* begin Data to process *

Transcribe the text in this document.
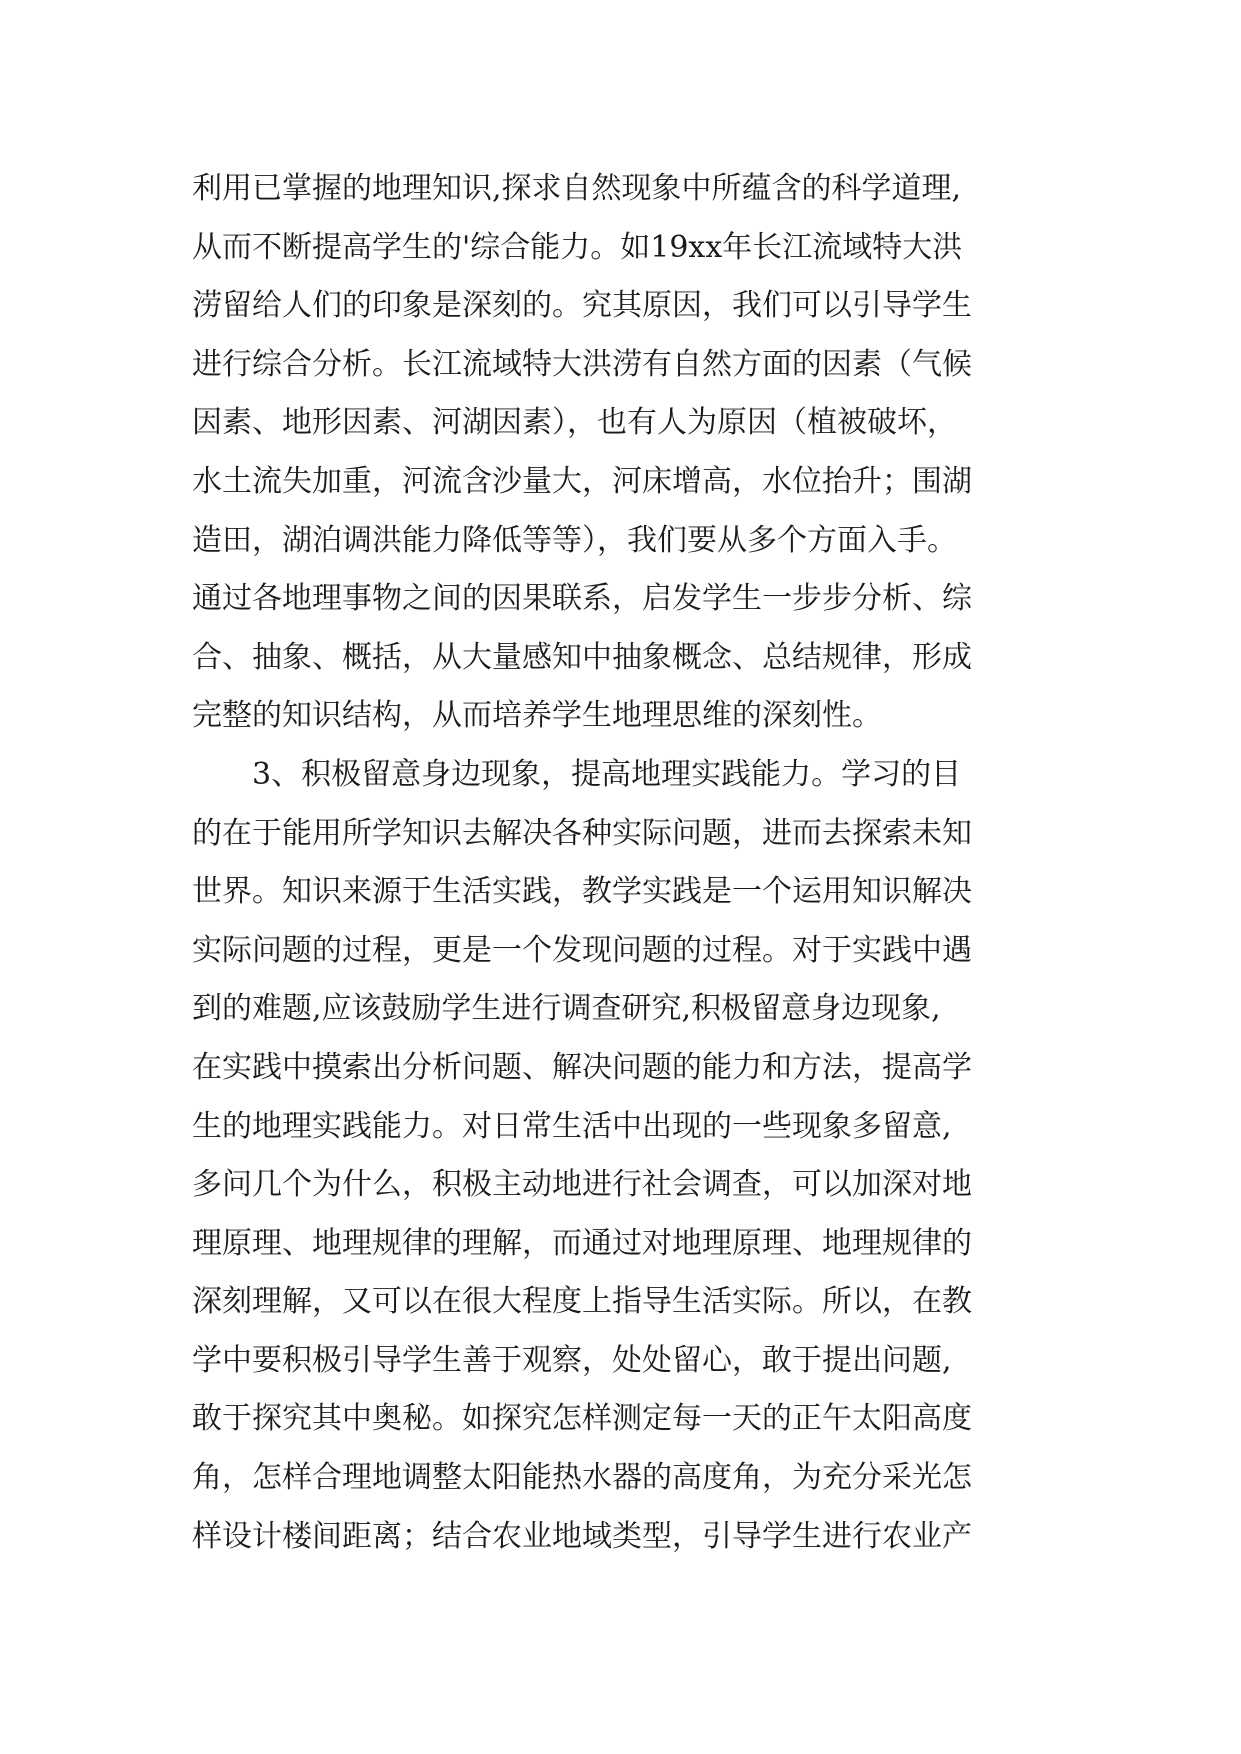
利用已掌握的地理知识,探求自然现象中所蕴含的科学道理,
从而不断提高学生的'综合能力。如19xx年长江流域特大洪
涝留给人们的印象是深刻的。究其原因，我们可以引导学生
进行综合分析。长江流域特大洪涝有自然方面的因素（气候
因素、地形因素、河湖因素），也有人为原因（植被破坏，
水土流失加重，河流含沙量大，河床增高，水位抬升；围湖
造田，湖泊调洪能力降低等等），我们要从多个方面入手。
通过各地理事物之间的因果联系，启发学生一步步分析、综
合、抽象、概括，从大量感知中抽象概念、总结规律，形成
完整的知识结构，从而培养学生地理思维的深刻性。
3、积极留意身边现象，提高地理实践能力。学习的目
的在于能用所学知识去解决各种实际问题，进而去探索未知
世界。知识来源于生活实践，教学实践是一个运用知识解决
实际问题的过程，更是一个发现问题的过程。对于实践中遇
到的难题,应该鼓励学生进行调查研究,积极留意身边现象,
在实践中摸索出分析问题、解决问题的能力和方法，提高学
生的地理实践能力。对日常生活中出现的一些现象多留意,
多问几个为什么，积极主动地进行社会调查，可以加深对地
理原理、地理规律的理解，而通过对地理原理、地理规律的
深刻理解，又可以在很大程度上指导生活实际。所以，在教
学中要积极引导学生善于观察，处处留心，敢于提出问题,
敢于探究其中奥秘。如探究怎样测定每一天的正午太阳高度
角，怎样合理地调整太阳能热水器的高度角，为充分采光怎
样设计楼间距离；结合农业地域类型，引导学生进行农业产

* end Data to process *

Direction: Extract each line holding the string "积极留意身边现象".

Solved exercise:
3、积极留意身边现象，提高地理实践能力。学习的目
到的难题,应该鼓励学生进行调查研究,积极留意身边现象,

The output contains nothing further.